§ **Aim**: Search the data below for the string "Реальность". Extract every line that contains it.

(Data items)
** Start **
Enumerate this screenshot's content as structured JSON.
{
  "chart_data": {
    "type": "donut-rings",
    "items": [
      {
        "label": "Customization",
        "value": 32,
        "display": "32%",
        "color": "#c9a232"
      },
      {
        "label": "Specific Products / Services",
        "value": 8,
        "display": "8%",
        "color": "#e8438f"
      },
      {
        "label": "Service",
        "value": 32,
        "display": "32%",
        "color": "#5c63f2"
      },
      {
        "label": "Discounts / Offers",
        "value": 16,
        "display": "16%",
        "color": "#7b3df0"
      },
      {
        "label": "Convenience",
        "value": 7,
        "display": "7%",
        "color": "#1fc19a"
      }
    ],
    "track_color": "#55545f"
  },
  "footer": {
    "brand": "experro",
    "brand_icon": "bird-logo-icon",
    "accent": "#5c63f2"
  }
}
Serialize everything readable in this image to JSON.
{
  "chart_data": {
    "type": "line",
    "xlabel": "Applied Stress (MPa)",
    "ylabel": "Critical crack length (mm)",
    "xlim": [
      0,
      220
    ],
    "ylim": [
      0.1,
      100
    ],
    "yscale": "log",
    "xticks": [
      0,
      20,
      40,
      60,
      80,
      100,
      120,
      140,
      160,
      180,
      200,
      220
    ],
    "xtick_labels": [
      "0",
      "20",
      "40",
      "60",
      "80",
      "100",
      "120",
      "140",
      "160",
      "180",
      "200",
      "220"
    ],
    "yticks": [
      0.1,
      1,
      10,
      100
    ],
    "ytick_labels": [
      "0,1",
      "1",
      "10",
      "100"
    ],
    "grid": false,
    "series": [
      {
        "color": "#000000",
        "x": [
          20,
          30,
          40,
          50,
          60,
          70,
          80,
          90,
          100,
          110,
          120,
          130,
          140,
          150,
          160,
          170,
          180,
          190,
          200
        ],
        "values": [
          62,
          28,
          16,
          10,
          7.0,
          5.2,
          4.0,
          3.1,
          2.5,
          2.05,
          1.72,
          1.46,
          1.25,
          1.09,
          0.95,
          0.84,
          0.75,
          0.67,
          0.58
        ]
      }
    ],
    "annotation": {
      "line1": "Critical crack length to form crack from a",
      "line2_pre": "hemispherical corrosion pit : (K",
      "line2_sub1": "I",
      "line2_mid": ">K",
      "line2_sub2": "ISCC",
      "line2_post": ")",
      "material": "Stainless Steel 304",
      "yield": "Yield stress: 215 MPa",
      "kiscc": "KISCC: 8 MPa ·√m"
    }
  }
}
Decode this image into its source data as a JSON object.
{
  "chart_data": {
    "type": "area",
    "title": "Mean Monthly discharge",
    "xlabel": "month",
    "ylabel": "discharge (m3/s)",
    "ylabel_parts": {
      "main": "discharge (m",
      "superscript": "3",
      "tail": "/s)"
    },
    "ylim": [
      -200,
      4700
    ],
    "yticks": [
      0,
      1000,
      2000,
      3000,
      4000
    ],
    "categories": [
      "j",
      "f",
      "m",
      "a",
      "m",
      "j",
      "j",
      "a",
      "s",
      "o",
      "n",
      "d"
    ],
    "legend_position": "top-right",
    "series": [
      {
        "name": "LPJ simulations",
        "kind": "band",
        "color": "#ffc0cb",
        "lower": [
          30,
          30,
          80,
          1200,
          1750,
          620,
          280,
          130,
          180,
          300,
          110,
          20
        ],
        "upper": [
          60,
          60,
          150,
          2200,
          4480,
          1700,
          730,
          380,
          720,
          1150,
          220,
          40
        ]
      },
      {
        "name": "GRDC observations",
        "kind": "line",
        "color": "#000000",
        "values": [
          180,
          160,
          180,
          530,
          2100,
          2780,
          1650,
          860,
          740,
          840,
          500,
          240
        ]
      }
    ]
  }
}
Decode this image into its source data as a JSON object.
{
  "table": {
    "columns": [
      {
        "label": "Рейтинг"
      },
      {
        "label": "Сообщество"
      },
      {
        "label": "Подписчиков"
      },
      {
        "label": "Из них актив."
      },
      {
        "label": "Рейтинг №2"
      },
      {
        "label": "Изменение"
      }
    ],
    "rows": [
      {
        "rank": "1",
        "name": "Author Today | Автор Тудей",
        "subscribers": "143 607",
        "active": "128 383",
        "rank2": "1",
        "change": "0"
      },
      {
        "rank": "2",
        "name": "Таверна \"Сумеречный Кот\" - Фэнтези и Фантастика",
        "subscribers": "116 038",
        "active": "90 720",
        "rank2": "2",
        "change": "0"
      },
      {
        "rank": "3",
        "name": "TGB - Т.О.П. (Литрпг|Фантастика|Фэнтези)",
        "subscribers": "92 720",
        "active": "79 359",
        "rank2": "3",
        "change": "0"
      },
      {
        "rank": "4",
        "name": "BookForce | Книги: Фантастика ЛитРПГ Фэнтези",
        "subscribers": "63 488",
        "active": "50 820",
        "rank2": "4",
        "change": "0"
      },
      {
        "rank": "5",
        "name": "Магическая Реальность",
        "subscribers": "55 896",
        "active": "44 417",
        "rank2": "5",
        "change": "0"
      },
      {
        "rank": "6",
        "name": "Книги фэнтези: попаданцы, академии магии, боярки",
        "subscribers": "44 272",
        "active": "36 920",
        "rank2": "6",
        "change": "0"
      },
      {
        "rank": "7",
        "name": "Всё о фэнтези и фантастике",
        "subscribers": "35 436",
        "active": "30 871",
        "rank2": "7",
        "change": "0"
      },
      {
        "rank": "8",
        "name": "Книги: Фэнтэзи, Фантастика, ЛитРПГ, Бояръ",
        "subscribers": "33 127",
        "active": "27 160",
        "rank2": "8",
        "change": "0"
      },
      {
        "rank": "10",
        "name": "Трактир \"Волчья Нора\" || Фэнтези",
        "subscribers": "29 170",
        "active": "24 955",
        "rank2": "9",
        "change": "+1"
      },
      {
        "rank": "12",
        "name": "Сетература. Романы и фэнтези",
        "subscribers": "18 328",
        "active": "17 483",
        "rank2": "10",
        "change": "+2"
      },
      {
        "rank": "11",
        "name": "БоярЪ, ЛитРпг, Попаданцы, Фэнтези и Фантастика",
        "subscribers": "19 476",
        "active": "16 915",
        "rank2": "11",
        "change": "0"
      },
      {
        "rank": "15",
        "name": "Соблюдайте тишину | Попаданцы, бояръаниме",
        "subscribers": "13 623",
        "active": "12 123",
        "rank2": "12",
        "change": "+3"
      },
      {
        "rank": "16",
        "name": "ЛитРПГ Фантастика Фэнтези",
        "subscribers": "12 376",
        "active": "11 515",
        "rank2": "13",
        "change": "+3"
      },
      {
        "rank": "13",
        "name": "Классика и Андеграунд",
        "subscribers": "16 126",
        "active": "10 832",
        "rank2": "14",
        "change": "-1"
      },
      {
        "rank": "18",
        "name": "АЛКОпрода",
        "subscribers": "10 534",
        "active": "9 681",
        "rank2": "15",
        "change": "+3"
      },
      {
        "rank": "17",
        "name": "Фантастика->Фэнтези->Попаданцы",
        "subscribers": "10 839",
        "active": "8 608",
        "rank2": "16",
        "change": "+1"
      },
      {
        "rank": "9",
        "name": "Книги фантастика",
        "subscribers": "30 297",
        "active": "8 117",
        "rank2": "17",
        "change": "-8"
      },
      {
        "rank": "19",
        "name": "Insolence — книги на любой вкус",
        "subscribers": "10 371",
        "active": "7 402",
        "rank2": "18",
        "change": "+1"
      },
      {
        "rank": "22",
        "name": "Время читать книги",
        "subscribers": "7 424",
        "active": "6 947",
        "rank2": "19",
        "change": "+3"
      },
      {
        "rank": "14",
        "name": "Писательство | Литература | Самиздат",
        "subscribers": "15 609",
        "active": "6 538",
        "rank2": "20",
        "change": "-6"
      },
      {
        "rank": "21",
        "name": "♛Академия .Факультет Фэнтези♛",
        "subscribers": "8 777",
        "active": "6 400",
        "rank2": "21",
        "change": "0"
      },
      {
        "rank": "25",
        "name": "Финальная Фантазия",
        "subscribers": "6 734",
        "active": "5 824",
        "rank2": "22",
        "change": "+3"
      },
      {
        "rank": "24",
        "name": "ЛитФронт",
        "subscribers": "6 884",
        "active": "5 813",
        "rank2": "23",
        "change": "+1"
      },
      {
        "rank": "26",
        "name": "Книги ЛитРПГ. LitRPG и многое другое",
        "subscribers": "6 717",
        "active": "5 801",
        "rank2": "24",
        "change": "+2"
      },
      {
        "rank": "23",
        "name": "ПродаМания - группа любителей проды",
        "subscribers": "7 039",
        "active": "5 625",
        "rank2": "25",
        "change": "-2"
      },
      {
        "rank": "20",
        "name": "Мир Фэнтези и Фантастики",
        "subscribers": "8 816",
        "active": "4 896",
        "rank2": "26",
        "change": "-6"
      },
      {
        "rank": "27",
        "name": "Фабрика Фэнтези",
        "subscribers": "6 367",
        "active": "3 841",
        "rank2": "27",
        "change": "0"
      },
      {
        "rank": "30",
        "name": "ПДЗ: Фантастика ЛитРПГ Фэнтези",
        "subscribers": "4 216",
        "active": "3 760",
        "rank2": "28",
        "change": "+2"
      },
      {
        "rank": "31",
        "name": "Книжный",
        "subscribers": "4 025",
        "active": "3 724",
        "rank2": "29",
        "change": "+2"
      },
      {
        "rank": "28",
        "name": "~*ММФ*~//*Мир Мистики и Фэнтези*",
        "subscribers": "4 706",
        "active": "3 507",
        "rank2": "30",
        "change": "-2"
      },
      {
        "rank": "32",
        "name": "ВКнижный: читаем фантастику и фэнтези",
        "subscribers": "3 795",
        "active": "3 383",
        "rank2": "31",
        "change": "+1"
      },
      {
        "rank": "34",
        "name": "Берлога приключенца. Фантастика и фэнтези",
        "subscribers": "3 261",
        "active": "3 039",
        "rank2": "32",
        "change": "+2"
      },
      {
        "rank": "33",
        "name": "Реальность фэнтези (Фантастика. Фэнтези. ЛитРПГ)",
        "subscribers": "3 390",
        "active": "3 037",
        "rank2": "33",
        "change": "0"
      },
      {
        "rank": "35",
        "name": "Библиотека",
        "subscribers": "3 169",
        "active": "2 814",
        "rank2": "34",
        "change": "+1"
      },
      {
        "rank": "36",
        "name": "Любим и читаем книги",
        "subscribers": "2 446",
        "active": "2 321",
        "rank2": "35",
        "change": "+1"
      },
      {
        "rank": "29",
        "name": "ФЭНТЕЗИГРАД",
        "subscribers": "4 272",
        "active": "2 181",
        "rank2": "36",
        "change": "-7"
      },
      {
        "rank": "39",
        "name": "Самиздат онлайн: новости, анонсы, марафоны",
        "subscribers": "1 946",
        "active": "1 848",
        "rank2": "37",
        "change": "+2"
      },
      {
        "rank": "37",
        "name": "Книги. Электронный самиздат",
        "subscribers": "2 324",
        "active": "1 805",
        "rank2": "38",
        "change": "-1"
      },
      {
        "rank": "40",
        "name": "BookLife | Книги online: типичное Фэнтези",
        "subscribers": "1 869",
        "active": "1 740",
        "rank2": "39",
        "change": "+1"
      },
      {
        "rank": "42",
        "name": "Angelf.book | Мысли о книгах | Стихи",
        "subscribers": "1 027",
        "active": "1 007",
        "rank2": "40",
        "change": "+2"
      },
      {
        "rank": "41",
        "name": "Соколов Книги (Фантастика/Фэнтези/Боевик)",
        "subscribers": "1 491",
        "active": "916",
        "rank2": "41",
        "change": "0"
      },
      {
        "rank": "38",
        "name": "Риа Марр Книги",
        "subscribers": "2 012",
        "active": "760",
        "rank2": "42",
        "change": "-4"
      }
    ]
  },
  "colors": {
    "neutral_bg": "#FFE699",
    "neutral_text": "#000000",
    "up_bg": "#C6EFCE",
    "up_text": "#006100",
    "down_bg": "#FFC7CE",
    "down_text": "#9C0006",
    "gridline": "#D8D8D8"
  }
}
** End **
§ **Result for this exercise**:
        "name": "Магическая Реальность",
        "name": "Реальность фэнтези (Фантастика. Фэнтези. ЛитРПГ)",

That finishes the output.